• **DESCRIPTION OF THE TASK**: Transcribe the whole listing below without changing a word, but leave out every image.

• **SUPPLIED MATERIAL**:
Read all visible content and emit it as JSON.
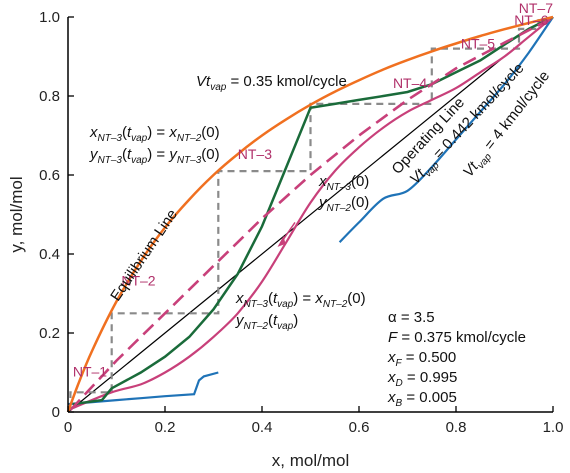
{
  "chart_data": {
    "type": "line",
    "xlabel": "x, mol/mol",
    "ylabel": "y, mol/mol",
    "xlim": [
      0,
      1
    ],
    "ylim": [
      0,
      1
    ],
    "xticks": [
      "0",
      "0.2",
      "0.4",
      "0.6",
      "0.8",
      "1.0"
    ],
    "yticks": [
      "0",
      "0.2",
      "0.4",
      "0.6",
      "0.8",
      "1.0"
    ],
    "grid": false,
    "colors": {
      "equilibrium": "#f07020",
      "operating": "#c8407a",
      "green": "#1a6b3a",
      "blue": "#1f73b7",
      "steps": "#8a8a8a",
      "nt_label": "#b0306a"
    },
    "series": [
      {
        "key": "equilibrium",
        "name": "Equilibrium Line",
        "points": [
          [
            0,
            0
          ],
          [
            0.02,
            0.067
          ],
          [
            0.05,
            0.156
          ],
          [
            0.1,
            0.28
          ],
          [
            0.15,
            0.382
          ],
          [
            0.2,
            0.467
          ],
          [
            0.25,
            0.538
          ],
          [
            0.3,
            0.6
          ],
          [
            0.35,
            0.653
          ],
          [
            0.4,
            0.7
          ],
          [
            0.45,
            0.741
          ],
          [
            0.5,
            0.778
          ],
          [
            0.55,
            0.811
          ],
          [
            0.6,
            0.84
          ],
          [
            0.65,
            0.867
          ],
          [
            0.7,
            0.891
          ],
          [
            0.75,
            0.913
          ],
          [
            0.8,
            0.933
          ],
          [
            0.85,
            0.952
          ],
          [
            0.9,
            0.969
          ],
          [
            0.95,
            0.985
          ],
          [
            1,
            1
          ]
        ]
      },
      {
        "key": "operating",
        "name": "Operating Line",
        "points": [
          [
            0.005,
            0.005
          ],
          [
            0.1,
            0.13
          ],
          [
            0.2,
            0.25
          ],
          [
            0.3,
            0.37
          ],
          [
            0.4,
            0.49
          ],
          [
            0.5,
            0.6
          ],
          [
            0.6,
            0.7
          ],
          [
            0.7,
            0.79
          ],
          [
            0.8,
            0.87
          ],
          [
            0.9,
            0.935
          ],
          [
            0.995,
            0.995
          ]
        ]
      },
      {
        "key": "green",
        "name": "Vt_vap = 0.35 kmol/cycle",
        "points": [
          [
            0.01,
            0.02
          ],
          [
            0.07,
            0.03
          ],
          [
            0.09,
            0.06
          ],
          [
            0.15,
            0.1
          ],
          [
            0.2,
            0.14
          ],
          [
            0.25,
            0.19
          ],
          [
            0.3,
            0.26
          ],
          [
            0.35,
            0.35
          ],
          [
            0.4,
            0.47
          ],
          [
            0.45,
            0.62
          ],
          [
            0.5,
            0.77
          ],
          [
            0.55,
            0.78
          ],
          [
            0.6,
            0.79
          ],
          [
            0.65,
            0.8
          ],
          [
            0.7,
            0.81
          ],
          [
            0.75,
            0.83
          ],
          [
            0.8,
            0.86
          ],
          [
            0.85,
            0.89
          ],
          [
            0.9,
            0.93
          ],
          [
            0.95,
            0.97
          ],
          [
            1,
            1
          ]
        ]
      },
      {
        "key": "pink_curve",
        "name": "Vt_vap = 0.442 kmol/cycle",
        "points": [
          [
            0.01,
            0.01
          ],
          [
            0.09,
            0.05
          ],
          [
            0.15,
            0.07
          ],
          [
            0.2,
            0.1
          ],
          [
            0.25,
            0.14
          ],
          [
            0.3,
            0.19
          ],
          [
            0.35,
            0.25
          ],
          [
            0.4,
            0.33
          ],
          [
            0.45,
            0.43
          ],
          [
            0.5,
            0.53
          ],
          [
            0.55,
            0.61
          ],
          [
            0.6,
            0.67
          ],
          [
            0.65,
            0.72
          ],
          [
            0.7,
            0.76
          ],
          [
            0.75,
            0.79
          ],
          [
            0.8,
            0.82
          ],
          [
            0.85,
            0.86
          ],
          [
            0.9,
            0.9
          ],
          [
            0.95,
            0.95
          ],
          [
            1,
            1
          ]
        ]
      },
      {
        "key": "blue",
        "name": "Vt_vap = 4 kmol/cycle",
        "points": [
          [
            0,
            0.02
          ],
          [
            0.1,
            0.03
          ],
          [
            0.15,
            0.035
          ],
          [
            0.2,
            0.04
          ],
          [
            0.26,
            0.045
          ],
          [
            0.27,
            0.08
          ],
          [
            0.28,
            0.09
          ],
          [
            0.31,
            0.1
          ]
        ],
        "points2": [
          [
            0.56,
            0.43
          ],
          [
            0.6,
            0.48
          ],
          [
            0.65,
            0.54
          ],
          [
            0.7,
            0.56
          ],
          [
            0.75,
            0.62
          ],
          [
            0.8,
            0.69
          ],
          [
            0.85,
            0.76
          ],
          [
            0.9,
            0.83
          ],
          [
            0.95,
            0.91
          ],
          [
            1,
            1
          ]
        ]
      }
    ],
    "steps": [
      [
        0.005,
        0.005
      ],
      [
        0.005,
        0.05
      ],
      [
        0.09,
        0.05
      ],
      [
        0.09,
        0.25
      ],
      [
        0.31,
        0.25
      ],
      [
        0.31,
        0.61
      ],
      [
        0.5,
        0.61
      ],
      [
        0.5,
        0.78
      ],
      [
        0.75,
        0.78
      ],
      [
        0.75,
        0.92
      ],
      [
        0.93,
        0.92
      ],
      [
        0.93,
        0.97
      ],
      [
        0.97,
        0.97
      ],
      [
        0.97,
        0.995
      ],
      [
        0.995,
        0.995
      ]
    ],
    "stage_labels": [
      {
        "text": "NT–1",
        "x": 0.01,
        "y": 0.09
      },
      {
        "text": "NT–2",
        "x": 0.11,
        "y": 0.32
      },
      {
        "text": "NT–3",
        "x": 0.35,
        "y": 0.64
      },
      {
        "text": "NT–4",
        "x": 0.67,
        "y": 0.82
      },
      {
        "text": "NT–5",
        "x": 0.81,
        "y": 0.92
      },
      {
        "text": "NT–6",
        "x": 0.92,
        "y": 0.98
      },
      {
        "text": "NT–7",
        "x": 1.0,
        "y": 1.01
      }
    ],
    "annotations": {
      "green_label": "Vt",
      "green_label_sub": "vap",
      "green_label_rest": " = 0.35 kmol/cycle",
      "eq_label": "Equilibrium Line",
      "op_label": "Operating Line",
      "op_vt": "Vt",
      "op_vt_sub": "vap",
      "op_vt_rest": " = 0.442 kmol/cycle",
      "blue_vt": "Vt",
      "blue_vt_sub": "vap",
      "blue_vt_rest": " = 4 kmol/cycle",
      "alpha": "α = 3.5",
      "F_var": "F",
      "F_rest": " = 0.375 kmol/cycle",
      "xF_var": "x",
      "xF_sub": "F",
      "xF_rest": " = 0.500",
      "xD_var": "x",
      "xD_sub": "D",
      "xD_rest": " = 0.995",
      "xB_var": "x",
      "xB_sub": "B",
      "xB_rest": " = 0.005"
    }
  }
}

• **THE ANSWER**:
Read all visible content and emit it as JSON.
{
  "chart_data": {
    "type": "line",
    "xlabel": "x, mol/mol",
    "ylabel": "y, mol/mol",
    "xlim": [
      0,
      1
    ],
    "ylim": [
      0,
      1
    ],
    "xticks": [
      "0",
      "0.2",
      "0.4",
      "0.6",
      "0.8",
      "1.0"
    ],
    "yticks": [
      "0",
      "0.2",
      "0.4",
      "0.6",
      "0.8",
      "1.0"
    ],
    "grid": false,
    "colors": {
      "equilibrium": "#f07020",
      "operating": "#c8407a",
      "green": "#1a6b3a",
      "blue": "#1f73b7",
      "steps": "#8a8a8a",
      "nt_label": "#b0306a"
    },
    "series": [
      {
        "key": "equilibrium",
        "name": "Equilibrium Line",
        "points": [
          [
            0,
            0
          ],
          [
            0.02,
            0.067
          ],
          [
            0.05,
            0.156
          ],
          [
            0.1,
            0.28
          ],
          [
            0.15,
            0.382
          ],
          [
            0.2,
            0.467
          ],
          [
            0.25,
            0.538
          ],
          [
            0.3,
            0.6
          ],
          [
            0.35,
            0.653
          ],
          [
            0.4,
            0.7
          ],
          [
            0.45,
            0.741
          ],
          [
            0.5,
            0.778
          ],
          [
            0.55,
            0.811
          ],
          [
            0.6,
            0.84
          ],
          [
            0.65,
            0.867
          ],
          [
            0.7,
            0.891
          ],
          [
            0.75,
            0.913
          ],
          [
            0.8,
            0.933
          ],
          [
            0.85,
            0.952
          ],
          [
            0.9,
            0.969
          ],
          [
            0.95,
            0.985
          ],
          [
            1,
            1
          ]
        ]
      },
      {
        "key": "operating",
        "name": "Operating Line",
        "points": [
          [
            0.005,
            0.005
          ],
          [
            0.1,
            0.13
          ],
          [
            0.2,
            0.25
          ],
          [
            0.3,
            0.37
          ],
          [
            0.4,
            0.49
          ],
          [
            0.5,
            0.6
          ],
          [
            0.6,
            0.7
          ],
          [
            0.7,
            0.79
          ],
          [
            0.8,
            0.87
          ],
          [
            0.9,
            0.935
          ],
          [
            0.995,
            0.995
          ]
        ]
      },
      {
        "key": "green",
        "name": "Vt_vap = 0.35 kmol/cycle",
        "points": [
          [
            0.01,
            0.02
          ],
          [
            0.07,
            0.03
          ],
          [
            0.09,
            0.06
          ],
          [
            0.15,
            0.1
          ],
          [
            0.2,
            0.14
          ],
          [
            0.25,
            0.19
          ],
          [
            0.3,
            0.26
          ],
          [
            0.35,
            0.35
          ],
          [
            0.4,
            0.47
          ],
          [
            0.45,
            0.62
          ],
          [
            0.5,
            0.77
          ],
          [
            0.55,
            0.78
          ],
          [
            0.6,
            0.79
          ],
          [
            0.65,
            0.8
          ],
          [
            0.7,
            0.81
          ],
          [
            0.75,
            0.83
          ],
          [
            0.8,
            0.86
          ],
          [
            0.85,
            0.89
          ],
          [
            0.9,
            0.93
          ],
          [
            0.95,
            0.97
          ],
          [
            1,
            1
          ]
        ]
      },
      {
        "key": "pink_curve",
        "name": "Vt_vap = 0.442 kmol/cycle",
        "points": [
          [
            0.01,
            0.01
          ],
          [
            0.09,
            0.05
          ],
          [
            0.15,
            0.07
          ],
          [
            0.2,
            0.1
          ],
          [
            0.25,
            0.14
          ],
          [
            0.3,
            0.19
          ],
          [
            0.35,
            0.25
          ],
          [
            0.4,
            0.33
          ],
          [
            0.45,
            0.43
          ],
          [
            0.5,
            0.53
          ],
          [
            0.55,
            0.61
          ],
          [
            0.6,
            0.67
          ],
          [
            0.65,
            0.72
          ],
          [
            0.7,
            0.76
          ],
          [
            0.75,
            0.79
          ],
          [
            0.8,
            0.82
          ],
          [
            0.85,
            0.86
          ],
          [
            0.9,
            0.9
          ],
          [
            0.95,
            0.95
          ],
          [
            1,
            1
          ]
        ]
      },
      {
        "key": "blue",
        "name": "Vt_vap = 4 kmol/cycle",
        "points": [
          [
            0,
            0.02
          ],
          [
            0.1,
            0.03
          ],
          [
            0.15,
            0.035
          ],
          [
            0.2,
            0.04
          ],
          [
            0.26,
            0.045
          ],
          [
            0.27,
            0.08
          ],
          [
            0.28,
            0.09
          ],
          [
            0.31,
            0.1
          ]
        ],
        "points2": [
          [
            0.56,
            0.43
          ],
          [
            0.6,
            0.48
          ],
          [
            0.65,
            0.54
          ],
          [
            0.7,
            0.56
          ],
          [
            0.75,
            0.62
          ],
          [
            0.8,
            0.69
          ],
          [
            0.85,
            0.76
          ],
          [
            0.9,
            0.83
          ],
          [
            0.95,
            0.91
          ],
          [
            1,
            1
          ]
        ]
      }
    ],
    "steps": [
      [
        0.005,
        0.005
      ],
      [
        0.005,
        0.05
      ],
      [
        0.09,
        0.05
      ],
      [
        0.09,
        0.25
      ],
      [
        0.31,
        0.25
      ],
      [
        0.31,
        0.61
      ],
      [
        0.5,
        0.61
      ],
      [
        0.5,
        0.78
      ],
      [
        0.75,
        0.78
      ],
      [
        0.75,
        0.92
      ],
      [
        0.93,
        0.92
      ],
      [
        0.93,
        0.97
      ],
      [
        0.97,
        0.97
      ],
      [
        0.97,
        0.995
      ],
      [
        0.995,
        0.995
      ]
    ],
    "stage_labels": [
      {
        "text": "NT–1",
        "x": 0.01,
        "y": 0.09
      },
      {
        "text": "NT–2",
        "x": 0.11,
        "y": 0.32
      },
      {
        "text": "NT–3",
        "x": 0.35,
        "y": 0.64
      },
      {
        "text": "NT–4",
        "x": 0.67,
        "y": 0.82
      },
      {
        "text": "NT–5",
        "x": 0.81,
        "y": 0.92
      },
      {
        "text": "NT–6",
        "x": 0.92,
        "y": 0.98
      },
      {
        "text": "NT–7",
        "x": 1.0,
        "y": 1.01
      }
    ],
    "annotations": {
      "green_label": "Vt",
      "green_label_sub": "vap",
      "green_label_rest": " = 0.35 kmol/cycle",
      "eq_label": "Equilibrium Line",
      "op_label": "Operating Line",
      "op_vt": "Vt",
      "op_vt_sub": "vap",
      "op_vt_rest": " = 0.442 kmol/cycle",
      "blue_vt": "Vt",
      "blue_vt_sub": "vap",
      "blue_vt_rest": " = 4 kmol/cycle",
      "alpha": "α = 3.5",
      "F_var": "F",
      "F_rest": " = 0.375 kmol/cycle",
      "xF_var": "x",
      "xF_sub": "F",
      "xF_rest": " = 0.500",
      "xD_var": "x",
      "xD_sub": "D",
      "xD_rest": " = 0.995",
      "xB_var": "x",
      "xB_sub": "B",
      "xB_rest": " = 0.005"
    }
  }
}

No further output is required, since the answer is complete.